Requirement:
In the listing that follows, count every line with the word "JSON" in it and write only the total.
-------- Listed records --------
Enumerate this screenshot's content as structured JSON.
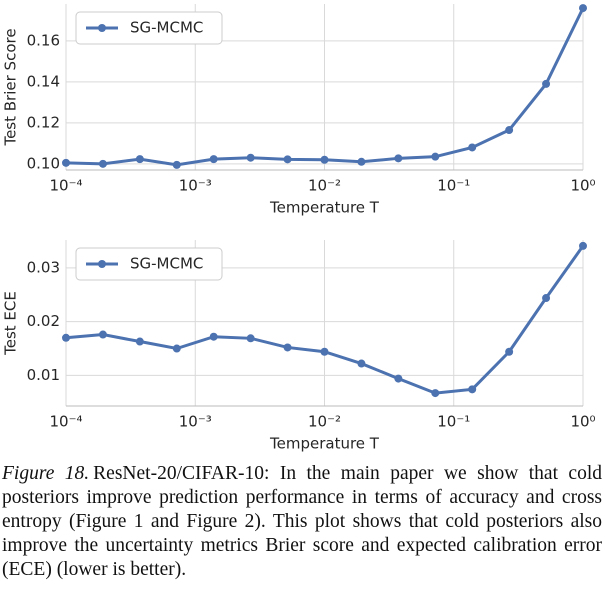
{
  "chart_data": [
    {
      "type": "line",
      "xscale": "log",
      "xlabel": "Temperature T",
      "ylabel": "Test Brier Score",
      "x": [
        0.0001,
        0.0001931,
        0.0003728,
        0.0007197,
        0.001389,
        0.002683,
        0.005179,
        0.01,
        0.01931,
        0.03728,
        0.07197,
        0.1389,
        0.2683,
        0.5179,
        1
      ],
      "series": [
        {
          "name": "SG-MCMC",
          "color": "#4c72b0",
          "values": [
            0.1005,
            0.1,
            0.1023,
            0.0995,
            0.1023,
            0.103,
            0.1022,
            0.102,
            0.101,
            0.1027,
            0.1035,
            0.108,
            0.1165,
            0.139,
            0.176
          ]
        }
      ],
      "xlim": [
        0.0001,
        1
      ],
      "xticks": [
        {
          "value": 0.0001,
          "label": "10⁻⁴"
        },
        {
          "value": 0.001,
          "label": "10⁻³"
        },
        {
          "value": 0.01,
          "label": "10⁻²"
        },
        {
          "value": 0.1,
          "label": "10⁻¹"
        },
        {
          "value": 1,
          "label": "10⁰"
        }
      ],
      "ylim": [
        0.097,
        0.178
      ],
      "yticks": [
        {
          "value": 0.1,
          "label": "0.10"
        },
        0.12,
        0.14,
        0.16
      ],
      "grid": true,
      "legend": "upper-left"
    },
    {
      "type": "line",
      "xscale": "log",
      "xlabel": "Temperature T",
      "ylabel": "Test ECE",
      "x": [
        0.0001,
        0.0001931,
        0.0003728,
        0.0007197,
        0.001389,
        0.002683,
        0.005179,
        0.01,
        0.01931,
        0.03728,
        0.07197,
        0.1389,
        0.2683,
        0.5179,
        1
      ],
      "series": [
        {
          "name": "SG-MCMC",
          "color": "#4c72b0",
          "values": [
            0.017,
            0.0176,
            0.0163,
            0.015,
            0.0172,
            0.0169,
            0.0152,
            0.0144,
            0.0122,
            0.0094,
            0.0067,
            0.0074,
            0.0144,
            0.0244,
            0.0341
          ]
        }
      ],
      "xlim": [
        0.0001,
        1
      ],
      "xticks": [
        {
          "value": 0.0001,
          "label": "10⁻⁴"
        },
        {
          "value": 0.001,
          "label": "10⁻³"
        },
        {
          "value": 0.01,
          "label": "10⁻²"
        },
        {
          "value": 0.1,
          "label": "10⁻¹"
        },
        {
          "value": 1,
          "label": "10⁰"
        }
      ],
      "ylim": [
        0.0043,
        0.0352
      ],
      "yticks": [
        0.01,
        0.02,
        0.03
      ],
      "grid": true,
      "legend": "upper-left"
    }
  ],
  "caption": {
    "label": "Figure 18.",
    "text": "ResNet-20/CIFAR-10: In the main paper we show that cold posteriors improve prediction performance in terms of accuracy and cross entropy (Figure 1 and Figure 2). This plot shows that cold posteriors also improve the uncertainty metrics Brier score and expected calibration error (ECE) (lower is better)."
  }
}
--------
-------- Listed records --------
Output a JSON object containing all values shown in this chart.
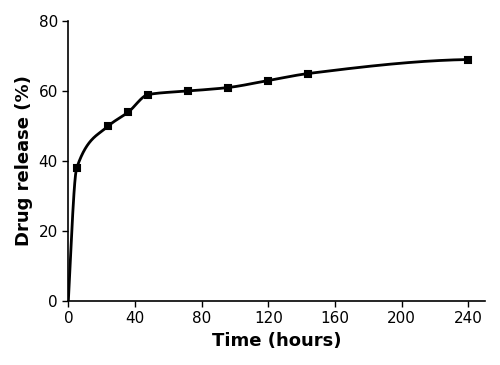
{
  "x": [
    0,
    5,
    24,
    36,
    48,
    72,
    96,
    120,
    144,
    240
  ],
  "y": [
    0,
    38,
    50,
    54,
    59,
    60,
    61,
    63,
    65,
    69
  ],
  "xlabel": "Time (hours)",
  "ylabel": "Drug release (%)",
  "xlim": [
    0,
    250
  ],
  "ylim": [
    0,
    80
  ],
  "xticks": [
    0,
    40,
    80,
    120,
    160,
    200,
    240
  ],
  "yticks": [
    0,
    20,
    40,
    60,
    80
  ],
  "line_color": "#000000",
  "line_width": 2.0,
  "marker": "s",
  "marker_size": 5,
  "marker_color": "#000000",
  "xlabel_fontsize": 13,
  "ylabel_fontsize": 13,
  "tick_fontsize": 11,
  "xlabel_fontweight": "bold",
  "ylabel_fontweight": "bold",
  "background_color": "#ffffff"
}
--------
-------- Listed records --------
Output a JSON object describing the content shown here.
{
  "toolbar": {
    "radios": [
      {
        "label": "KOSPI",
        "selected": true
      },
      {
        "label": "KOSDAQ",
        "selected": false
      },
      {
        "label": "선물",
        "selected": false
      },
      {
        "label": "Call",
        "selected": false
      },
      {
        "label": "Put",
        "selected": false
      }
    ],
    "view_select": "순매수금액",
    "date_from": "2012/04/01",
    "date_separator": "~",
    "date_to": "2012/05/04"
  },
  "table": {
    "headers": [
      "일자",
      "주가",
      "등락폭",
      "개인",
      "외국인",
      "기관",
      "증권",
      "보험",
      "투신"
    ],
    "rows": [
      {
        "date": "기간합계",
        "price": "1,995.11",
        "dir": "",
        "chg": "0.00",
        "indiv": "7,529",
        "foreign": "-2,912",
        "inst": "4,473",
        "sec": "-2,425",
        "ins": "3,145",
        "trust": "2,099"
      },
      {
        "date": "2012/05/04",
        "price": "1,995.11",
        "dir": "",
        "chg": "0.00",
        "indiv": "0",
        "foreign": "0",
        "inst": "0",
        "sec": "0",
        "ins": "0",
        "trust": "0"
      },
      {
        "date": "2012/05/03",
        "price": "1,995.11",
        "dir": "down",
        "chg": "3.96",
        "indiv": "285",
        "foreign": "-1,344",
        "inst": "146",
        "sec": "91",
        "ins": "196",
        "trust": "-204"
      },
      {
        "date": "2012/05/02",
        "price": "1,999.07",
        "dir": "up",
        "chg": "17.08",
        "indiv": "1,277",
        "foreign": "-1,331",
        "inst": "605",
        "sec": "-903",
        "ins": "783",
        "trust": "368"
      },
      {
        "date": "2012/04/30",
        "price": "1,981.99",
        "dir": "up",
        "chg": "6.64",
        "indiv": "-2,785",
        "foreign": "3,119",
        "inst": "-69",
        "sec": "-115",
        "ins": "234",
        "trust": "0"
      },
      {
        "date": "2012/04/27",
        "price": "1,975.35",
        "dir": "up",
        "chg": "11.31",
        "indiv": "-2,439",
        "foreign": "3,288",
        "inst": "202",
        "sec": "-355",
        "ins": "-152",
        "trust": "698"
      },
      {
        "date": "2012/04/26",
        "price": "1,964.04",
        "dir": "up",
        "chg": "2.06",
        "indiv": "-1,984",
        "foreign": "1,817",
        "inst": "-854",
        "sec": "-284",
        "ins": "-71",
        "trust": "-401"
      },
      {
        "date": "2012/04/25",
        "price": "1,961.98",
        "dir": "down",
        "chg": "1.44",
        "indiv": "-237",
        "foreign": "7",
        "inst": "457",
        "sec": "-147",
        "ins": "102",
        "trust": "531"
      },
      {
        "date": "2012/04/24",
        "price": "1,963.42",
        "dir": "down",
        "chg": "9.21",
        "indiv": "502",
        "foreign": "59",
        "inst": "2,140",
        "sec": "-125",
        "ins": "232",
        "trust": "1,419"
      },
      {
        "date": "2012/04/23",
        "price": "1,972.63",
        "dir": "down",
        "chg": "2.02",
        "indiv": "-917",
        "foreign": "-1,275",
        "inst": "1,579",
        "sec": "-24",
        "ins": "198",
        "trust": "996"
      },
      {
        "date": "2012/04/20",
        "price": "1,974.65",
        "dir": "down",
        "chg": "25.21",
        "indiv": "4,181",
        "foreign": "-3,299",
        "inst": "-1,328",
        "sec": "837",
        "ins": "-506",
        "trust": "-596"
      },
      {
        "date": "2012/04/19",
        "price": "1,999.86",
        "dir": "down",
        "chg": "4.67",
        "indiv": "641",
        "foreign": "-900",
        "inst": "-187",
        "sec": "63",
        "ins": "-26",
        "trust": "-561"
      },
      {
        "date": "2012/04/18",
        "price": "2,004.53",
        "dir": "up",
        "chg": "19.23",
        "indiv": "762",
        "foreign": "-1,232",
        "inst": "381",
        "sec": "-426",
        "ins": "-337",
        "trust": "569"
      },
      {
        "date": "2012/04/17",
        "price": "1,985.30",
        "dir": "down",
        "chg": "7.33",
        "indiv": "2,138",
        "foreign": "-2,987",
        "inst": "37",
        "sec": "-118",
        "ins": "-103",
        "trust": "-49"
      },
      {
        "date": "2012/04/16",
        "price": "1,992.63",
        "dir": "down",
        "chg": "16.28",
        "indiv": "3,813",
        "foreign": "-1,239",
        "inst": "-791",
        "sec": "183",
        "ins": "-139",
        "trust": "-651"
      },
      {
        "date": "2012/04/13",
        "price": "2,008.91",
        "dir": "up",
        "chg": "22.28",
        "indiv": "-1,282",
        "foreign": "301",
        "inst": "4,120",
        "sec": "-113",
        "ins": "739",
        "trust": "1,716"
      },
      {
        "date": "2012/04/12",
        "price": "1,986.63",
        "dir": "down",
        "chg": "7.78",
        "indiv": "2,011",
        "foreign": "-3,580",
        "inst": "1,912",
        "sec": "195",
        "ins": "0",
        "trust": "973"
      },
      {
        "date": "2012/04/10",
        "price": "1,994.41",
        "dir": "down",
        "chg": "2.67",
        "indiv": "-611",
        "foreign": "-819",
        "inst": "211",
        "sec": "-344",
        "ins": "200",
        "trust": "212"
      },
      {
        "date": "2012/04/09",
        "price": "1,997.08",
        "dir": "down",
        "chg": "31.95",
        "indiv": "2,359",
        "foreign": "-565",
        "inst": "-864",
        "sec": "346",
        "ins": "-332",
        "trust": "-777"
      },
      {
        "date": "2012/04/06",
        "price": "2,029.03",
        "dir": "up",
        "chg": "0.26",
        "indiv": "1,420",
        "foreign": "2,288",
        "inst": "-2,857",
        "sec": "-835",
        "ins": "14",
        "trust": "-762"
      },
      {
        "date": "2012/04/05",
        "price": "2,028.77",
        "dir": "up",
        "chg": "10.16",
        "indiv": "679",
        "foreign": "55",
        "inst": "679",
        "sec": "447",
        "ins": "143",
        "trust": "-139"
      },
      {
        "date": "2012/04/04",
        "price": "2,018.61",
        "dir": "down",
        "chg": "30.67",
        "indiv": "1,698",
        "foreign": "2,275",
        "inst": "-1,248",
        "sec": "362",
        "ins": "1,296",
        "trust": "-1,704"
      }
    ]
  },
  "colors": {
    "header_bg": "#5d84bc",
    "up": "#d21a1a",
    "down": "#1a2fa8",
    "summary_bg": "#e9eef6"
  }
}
--------
Solution for this task:
3